TEXTE FOURNI:
◆ ◆ ◆ ◆ ◆

Front national
Question de :
M. Daniel Boisserie
Haute-Vienne (2e circonscription) - Socialiste
Question posée en séance, et publiée le 19 janvier 2005
PROPOS DE M. LE PEN SUR L'OCCUPATION
M. le président. La parole est à M. Daniel Boisserie, pour le groupe de l'UMP.M. Daniel Boisserie. Je souhaitais m'adresser à M. le Premier ministre.
Les récents propos de M. Le Pen contestant la dureté de l'oppression nazie ont soulevé l'indignation des Français. Pour lui, la vérité diverge de l'histoire. Il a en effet osé prétendre qu'en France l'occupation allemande n'avait " pas été particulièrement inhumaine ". Une telle affirmation est une offense à toutes celles et ceux qui sont tombés sous les coups du IIIe Reich et de ses affidés français, comme ce fut le cas à Tulle ou au pont Lavera. Les stèles élevées partout sur le territoire de notre République à la mémoire de milliers de résistants témoignent de la barbarie nazie.

◆ ◆ ◆ ◆ ◆

DONNÉES FOURNIES:
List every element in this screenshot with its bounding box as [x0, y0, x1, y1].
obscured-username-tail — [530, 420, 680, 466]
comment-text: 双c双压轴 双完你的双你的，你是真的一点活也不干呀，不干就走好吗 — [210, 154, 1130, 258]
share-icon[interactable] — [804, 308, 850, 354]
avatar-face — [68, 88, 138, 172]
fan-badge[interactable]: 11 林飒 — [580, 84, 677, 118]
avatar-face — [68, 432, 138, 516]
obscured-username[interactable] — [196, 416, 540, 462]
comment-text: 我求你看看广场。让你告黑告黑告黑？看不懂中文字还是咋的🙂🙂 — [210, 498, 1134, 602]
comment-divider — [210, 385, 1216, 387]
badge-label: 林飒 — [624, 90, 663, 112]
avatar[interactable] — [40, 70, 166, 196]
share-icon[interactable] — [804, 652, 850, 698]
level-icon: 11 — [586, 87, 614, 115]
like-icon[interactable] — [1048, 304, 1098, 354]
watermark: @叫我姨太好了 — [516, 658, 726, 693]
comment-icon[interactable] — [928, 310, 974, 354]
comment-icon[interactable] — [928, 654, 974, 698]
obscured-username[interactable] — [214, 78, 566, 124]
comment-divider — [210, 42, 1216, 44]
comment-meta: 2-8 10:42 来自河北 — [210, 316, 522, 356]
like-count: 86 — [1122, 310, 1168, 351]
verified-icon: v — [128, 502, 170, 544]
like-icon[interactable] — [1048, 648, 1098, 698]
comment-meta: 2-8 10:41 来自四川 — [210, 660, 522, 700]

◆ ◆ ◆ ◆ ◆

CONSIGNES DE L'EXERCICE:
- A) Les affirmations suivantes concordent-elles avec le texte sur les propos de M. Le Pen concernant l'Occupation ? Pour chacune, répondez par oui ou par non et citez textuellement les mots du texte qui le montrent. (i) La question a été publiée le 19 janvier 2005. (ii) M. Boisserie souhaitait s'adresser au ministre de la Défense. (iii) Tulle figure parmi les lieux cités où des personnes sont tombées sous les coups du IIIe Reich.
- B) Renvoyez mot pour mot le passage du texte sur les propos de M. Le Pen qui commence par « Front national » et se termine par « le Premier ministre. ».
- C) Poursuivez le texte sur les propos de M. Le Pen concernant l'Occupation à partir de sa dernière phrase.

RÉSULTATS DE L'EXERCICE:
- A)
(i) Oui : « publiée le 19 janvier 2005 ».
(ii) Non : « Je souhaitais m'adresser à M. le Premier ministre. »
(iii) Oui : « comme ce fut le cas à Tulle ou au pont Lavera ».

- B)
Front national
Question de :
M. Daniel Boisserie
Haute-Vienne (2e circonscription) - Socialiste
Question posée en séance, et publiée le 19 janvier 2005
PROPOS DE M. LE PEN SUR L'OCCUPATION
M. le président. La parole est à M. Daniel Boisserie, pour le groupe de l'UMP.M. Daniel Boisserie. Je souhaitais m'adresser à M. le Premier ministre.

- C)
Lorsqu'il déclare qu'il y aurait beaucoup à dire sur le massacre d'Oradour-sur-Glane, élément fondateur de notre conscience collective, il ne fait que nier la responsabilité de l'occupant dans un de ses crimes les plus odieux, alors même que le Centre de la Mémoire, que M. le Premier ministre a visité, est chargé de transmettre l'histoire et de susciter la réflexion afin d'éviter que le temps et la disparition des ruines du village martyre ne plongent le massacre des 642 habitants dans l'oubli ou l'indifférence.
Je m'adresse solennellement à vous, monsieur le Premier ministre. Mes collègues Marie-Françoise Pérol-Dumont, présidente du conseil général, Alain Rodet, président de l'Association des maires de la Haute-Vienne, le groupe socialiste et, je n'en doute pas, toute la représentation nationale s'associent à ma déclaration.
J'ai souhaité vous faire part de la douleur de mes concitoyens face à des propos révisionnistes insultants et insupportables. C'est une blessure pour les parlementaires républicains que nous sommes tous ici, pour la République et pour tous les Français.
Plusieurs députés du groupe de l'Union pour un mouvement populaire. C'est vrai !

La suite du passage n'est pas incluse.